WHAT TO PRODUCE:
Exactly as they appear, output all of the records. Skip any images.

--- START OF EXERCISE INPUTS ---

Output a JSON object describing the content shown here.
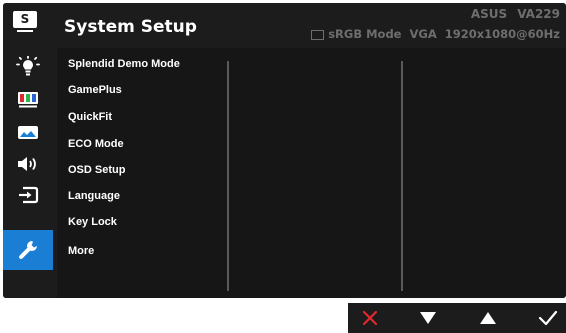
{
  "header": {
    "title": "System Setup",
    "title_icon_letter": "S",
    "brand": "ASUS",
    "model": "VA229",
    "mode": "sRGB Mode",
    "input": "VGA",
    "resolution": "1920x1080@60Hz"
  },
  "sidebar": {
    "items": [
      {
        "name": "splendid",
        "icon": "brightness-icon"
      },
      {
        "name": "color",
        "icon": "color-bars-icon"
      },
      {
        "name": "image",
        "icon": "image-icon"
      },
      {
        "name": "sound",
        "icon": "speaker-icon"
      },
      {
        "name": "input-select",
        "icon": "input-select-icon"
      },
      {
        "name": "system-setup",
        "icon": "wrench-icon",
        "active": true
      }
    ]
  },
  "menu": {
    "items": [
      "Splendid Demo Mode",
      "GamePlus",
      "QuickFit",
      "ECO Mode",
      "OSD Setup",
      "Language",
      "Key Lock",
      "More"
    ]
  },
  "nav": {
    "buttons": [
      {
        "name": "close",
        "icon": "close-icon",
        "color": "#e0282e"
      },
      {
        "name": "down",
        "icon": "arrow-down-icon",
        "color": "#ffffff"
      },
      {
        "name": "up",
        "icon": "arrow-up-icon",
        "color": "#ffffff"
      },
      {
        "name": "confirm",
        "icon": "checkmark-icon",
        "color": "#ffffff"
      }
    ]
  },
  "colors": {
    "accent": "#1a7fd4",
    "panel": "#1c1c1c",
    "muted_text": "#6e6e6e"
  }
}
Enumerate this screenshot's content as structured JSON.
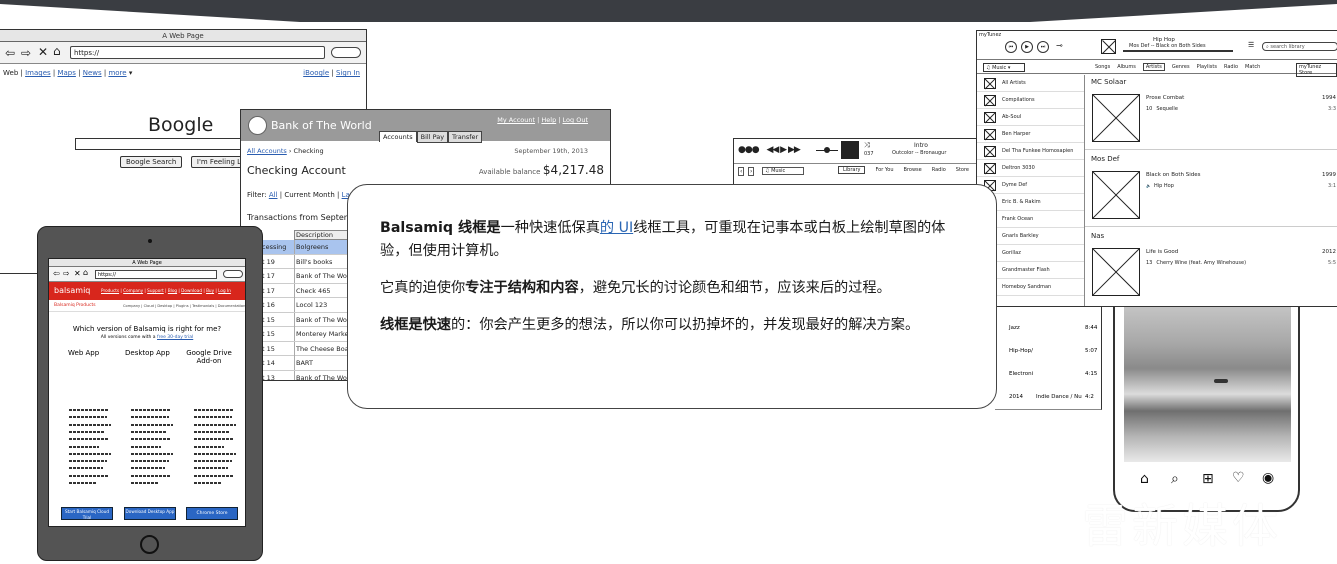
{
  "browser": {
    "title": "A Web Page",
    "url": "https://",
    "links": {
      "web": "Web",
      "images": "Images",
      "maps": "Maps",
      "news": "News",
      "more": "more",
      "iboogle": "iBoogle",
      "signin": "Sign In"
    },
    "logo": "Boogle",
    "search_btn": "Boogle Search",
    "lucky_btn": "I'm Feeling Lucky"
  },
  "bank": {
    "name": "Bank of The World",
    "links": {
      "account": "My Account",
      "help": "Help",
      "logout": "Log Out"
    },
    "tabs": [
      "Accounts",
      "Bill Pay",
      "Transfer"
    ],
    "breadcrumb_link": "All Accounts",
    "breadcrumb_current": "Checking",
    "date": "September 19th, 2013",
    "title": "Checking Account",
    "balance_label": "Available balance",
    "balance": "$4,217.48",
    "filter_label": "Filter:",
    "filter_all": "All",
    "filter_month": "Current Month",
    "filter_last": "La",
    "transactions_title": "Transactions from September",
    "col_desc": "Description",
    "rows": [
      {
        "d": "cessing",
        "desc": "Bolgreens"
      },
      {
        "d": "t 19",
        "desc": "Bill's books"
      },
      {
        "d": "t 17",
        "desc": "Bank of The World"
      },
      {
        "d": "t 17",
        "desc": "Check 465"
      },
      {
        "d": "t 16",
        "desc": "Locol 123"
      },
      {
        "d": "t 15",
        "desc": "Bank of The World"
      },
      {
        "d": "t 15",
        "desc": "Monterey Market"
      },
      {
        "d": "t 15",
        "desc": "The Cheese Board"
      },
      {
        "d": "t 14",
        "desc": "BART"
      },
      {
        "d": "t 13",
        "desc": "Bank of The World"
      }
    ]
  },
  "tablet": {
    "title": "A Web Page",
    "url": "https://",
    "brand": "balsamiq",
    "nav": [
      "Products",
      "Company",
      "Support",
      "Blog",
      "Download",
      "Buy",
      "Log In"
    ],
    "subnav_left": "Balsamiq Products",
    "subnav": [
      "Company",
      "Cloud",
      "Desktop",
      "Plugins",
      "Testimonials",
      "Documentation",
      "Forum"
    ],
    "question": "Which version of Balsamiq is right for me?",
    "sub_prefix": "All versions come with a ",
    "sub_link": "free 30-day trial",
    "cols": [
      "Web App",
      "Desktop App",
      "Google Drive Add-on"
    ],
    "buttons": [
      "Start Balsamiq Cloud Trial",
      "Download Desktop App",
      "Chrome Store"
    ]
  },
  "player": {
    "track": "Intro",
    "artist": "Outcolor -- Bronaugur",
    "time": "037",
    "source": "Music",
    "tabs": [
      "Library",
      "For You",
      "Browse",
      "Radio",
      "Store"
    ]
  },
  "itunes": {
    "app": "myTunez",
    "song": "Hip Hop",
    "artist": "Mos Def -- Black on Both Sides",
    "search": "search library",
    "tabs": [
      "Songs",
      "Albums",
      "Artists",
      "Genres",
      "Playlists",
      "Radio",
      "Match"
    ],
    "store": "myTunez Store",
    "source": "Music",
    "artists": [
      "All Artists",
      "Compilations",
      "Ab-Soul",
      "Ben Harper",
      "Del Tha Funkee Homosapien",
      "Deltron 3030",
      "Dyme Def",
      "Eric B. & Rakim",
      "Frank Ocean",
      "Gnarls Barkley",
      "Gorillaz",
      "Grandmaster Flash",
      "Homeboy Sandman"
    ],
    "albums": [
      {
        "artist": "MC Solaar",
        "album": "Prose Combat",
        "num": "10",
        "track": "Sequelle",
        "year": "1994",
        "dur": "3:3"
      },
      {
        "artist": "Mos Def",
        "album": "Black on Both Sides",
        "num": "",
        "track": "Hip Hop",
        "year": "1999",
        "dur": "3:1"
      },
      {
        "artist": "Nas",
        "album": "Life is Good",
        "num": "13",
        "track": "Cherry Wine (feat. Amy Winehouse)",
        "year": "2012",
        "dur": "5:5"
      }
    ]
  },
  "genres": [
    {
      "g": "Jazz",
      "n": "",
      "v": "8:44"
    },
    {
      "g": "Hip-Hop/",
      "n": "",
      "v": "5:07"
    },
    {
      "g": "Electroni",
      "n": "",
      "v": "4:15"
    },
    {
      "g": "2014",
      "n": "Indie Dance / Nu",
      "v": "4:2"
    }
  ],
  "card": {
    "p1_b": "Balsamiq 线框是",
    "p1_t1": "一种快速低保真",
    "p1_link": "的 UI",
    "p1_t2": "线框工具，可重现在记事本或白板上绘制草图的体验，但使用计算机。",
    "p2_t1": "它真的迫使你",
    "p2_b": "专注于结构和内容",
    "p2_t2": "，避免冗长的讨论颜色和细节，应该来后的过程。",
    "p3_b": "线框是快速",
    "p3_t": "的：你会产生更多的想法，所以你可以扔掉坏的，并发现最好的解决方案。"
  },
  "watermark": "雷新媒体",
  "colors": {
    "band": "#3a3d42",
    "bank_header": "#9a9a9a",
    "balsamiq_red": "#d8261c",
    "link": "#2a66b4",
    "device": "#545454"
  }
}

--- END OF EXERCISE INPUTS ---

RESPONSE FOR THIS EXERCISE:
Output a JSON object describing the content shown here.
{
  "header": {
    "title": "System Setup",
    "title_icon_letter": "S",
    "brand": "ASUS",
    "model": "VA229",
    "mode": "sRGB Mode",
    "input": "VGA",
    "resolution": "1920x1080@60Hz"
  },
  "sidebar": {
    "items": [
      {
        "name": "splendid",
        "icon": "brightness-icon"
      },
      {
        "name": "color",
        "icon": "color-bars-icon"
      },
      {
        "name": "image",
        "icon": "image-icon"
      },
      {
        "name": "sound",
        "icon": "speaker-icon"
      },
      {
        "name": "input-select",
        "icon": "input-select-icon"
      },
      {
        "name": "system-setup",
        "icon": "wrench-icon",
        "active": true
      }
    ]
  },
  "menu": {
    "items": [
      "Splendid Demo Mode",
      "GamePlus",
      "QuickFit",
      "ECO Mode",
      "OSD Setup",
      "Language",
      "Key Lock",
      "More"
    ]
  },
  "nav": {
    "buttons": [
      {
        "name": "close",
        "icon": "close-icon",
        "color": "#e0282e"
      },
      {
        "name": "down",
        "icon": "arrow-down-icon",
        "color": "#ffffff"
      },
      {
        "name": "up",
        "icon": "arrow-up-icon",
        "color": "#ffffff"
      },
      {
        "name": "confirm",
        "icon": "checkmark-icon",
        "color": "#ffffff"
      }
    ]
  },
  "colors": {
    "accent": "#1a7fd4",
    "panel": "#1c1c1c",
    "muted_text": "#6e6e6e"
  }
}
Enumerate this screenshot's content as structured JSON.
{
  "browser": {
    "title": "A Web Page",
    "url": "https://",
    "links": {
      "web": "Web",
      "images": "Images",
      "maps": "Maps",
      "news": "News",
      "more": "more",
      "iboogle": "iBoogle",
      "signin": "Sign In"
    },
    "logo": "Boogle",
    "search_btn": "Boogle Search",
    "lucky_btn": "I'm Feeling Lucky"
  },
  "bank": {
    "name": "Bank of The World",
    "links": {
      "account": "My Account",
      "help": "Help",
      "logout": "Log Out"
    },
    "tabs": [
      "Accounts",
      "Bill Pay",
      "Transfer"
    ],
    "breadcrumb_link": "All Accounts",
    "breadcrumb_current": "Checking",
    "date": "September 19th, 2013",
    "title": "Checking Account",
    "balance_label": "Available balance",
    "balance": "$4,217.48",
    "filter_label": "Filter:",
    "filter_all": "All",
    "filter_month": "Current Month",
    "filter_last": "La",
    "transactions_title": "Transactions from September",
    "col_desc": "Description",
    "rows": [
      {
        "d": "cessing",
        "desc": "Bolgreens"
      },
      {
        "d": "t 19",
        "desc": "Bill's books"
      },
      {
        "d": "t 17",
        "desc": "Bank of The World"
      },
      {
        "d": "t 17",
        "desc": "Check 465"
      },
      {
        "d": "t 16",
        "desc": "Locol 123"
      },
      {
        "d": "t 15",
        "desc": "Bank of The World"
      },
      {
        "d": "t 15",
        "desc": "Monterey Market"
      },
      {
        "d": "t 15",
        "desc": "The Cheese Board"
      },
      {
        "d": "t 14",
        "desc": "BART"
      },
      {
        "d": "t 13",
        "desc": "Bank of The World"
      }
    ]
  },
  "tablet": {
    "title": "A Web Page",
    "url": "https://",
    "brand": "balsamiq",
    "nav": [
      "Products",
      "Company",
      "Support",
      "Blog",
      "Download",
      "Buy",
      "Log In"
    ],
    "subnav_left": "Balsamiq Products",
    "subnav": [
      "Company",
      "Cloud",
      "Desktop",
      "Plugins",
      "Testimonials",
      "Documentation",
      "Forum"
    ],
    "question": "Which version of Balsamiq is right for me?",
    "sub_prefix": "All versions come with a ",
    "sub_link": "free 30-day trial",
    "cols": [
      "Web App",
      "Desktop App",
      "Google Drive Add-on"
    ],
    "buttons": [
      "Start Balsamiq Cloud Trial",
      "Download Desktop App",
      "Chrome Store"
    ]
  },
  "player": {
    "track": "Intro",
    "artist": "Outcolor -- Bronaugur",
    "time": "037",
    "source": "Music",
    "tabs": [
      "Library",
      "For You",
      "Browse",
      "Radio",
      "Store"
    ]
  },
  "itunes": {
    "app": "myTunez",
    "song": "Hip Hop",
    "artist": "Mos Def -- Black on Both Sides",
    "search": "search library",
    "tabs": [
      "Songs",
      "Albums",
      "Artists",
      "Genres",
      "Playlists",
      "Radio",
      "Match"
    ],
    "store": "myTunez Store",
    "source": "Music",
    "artists": [
      "All Artists",
      "Compilations",
      "Ab-Soul",
      "Ben Harper",
      "Del Tha Funkee Homosapien",
      "Deltron 3030",
      "Dyme Def",
      "Eric B. & Rakim",
      "Frank Ocean",
      "Gnarls Barkley",
      "Gorillaz",
      "Grandmaster Flash",
      "Homeboy Sandman"
    ],
    "albums": [
      {
        "artist": "MC Solaar",
        "album": "Prose Combat",
        "num": "10",
        "track": "Sequelle",
        "year": "1994",
        "dur": "3:3"
      },
      {
        "artist": "Mos Def",
        "album": "Black on Both Sides",
        "num": "",
        "track": "Hip Hop",
        "year": "1999",
        "dur": "3:1"
      },
      {
        "artist": "Nas",
        "album": "Life is Good",
        "num": "13",
        "track": "Cherry Wine (feat. Amy Winehouse)",
        "year": "2012",
        "dur": "5:5"
      }
    ]
  },
  "genres": [
    {
      "g": "Jazz",
      "n": "",
      "v": "8:44"
    },
    {
      "g": "Hip-Hop/",
      "n": "",
      "v": "5:07"
    },
    {
      "g": "Electroni",
      "n": "",
      "v": "4:15"
    },
    {
      "g": "2014",
      "n": "Indie Dance / Nu",
      "v": "4:2"
    }
  ],
  "card": {
    "p1_b": "Balsamiq 线框是",
    "p1_t1": "一种快速低保真",
    "p1_link": "的 UI",
    "p1_t2": "线框工具，可重现在记事本或白板上绘制草图的体验，但使用计算机。",
    "p2_t1": "它真的迫使你",
    "p2_b": "专注于结构和内容",
    "p2_t2": "，避免冗长的讨论颜色和细节，应该来后的过程。",
    "p3_b": "线框是快速",
    "p3_t": "的：你会产生更多的想法，所以你可以扔掉坏的，并发现最好的解决方案。"
  },
  "watermark": "雷新媒体",
  "colors": {
    "band": "#3a3d42",
    "bank_header": "#9a9a9a",
    "balsamiq_red": "#d8261c",
    "link": "#2a66b4",
    "device": "#545454"
  }
}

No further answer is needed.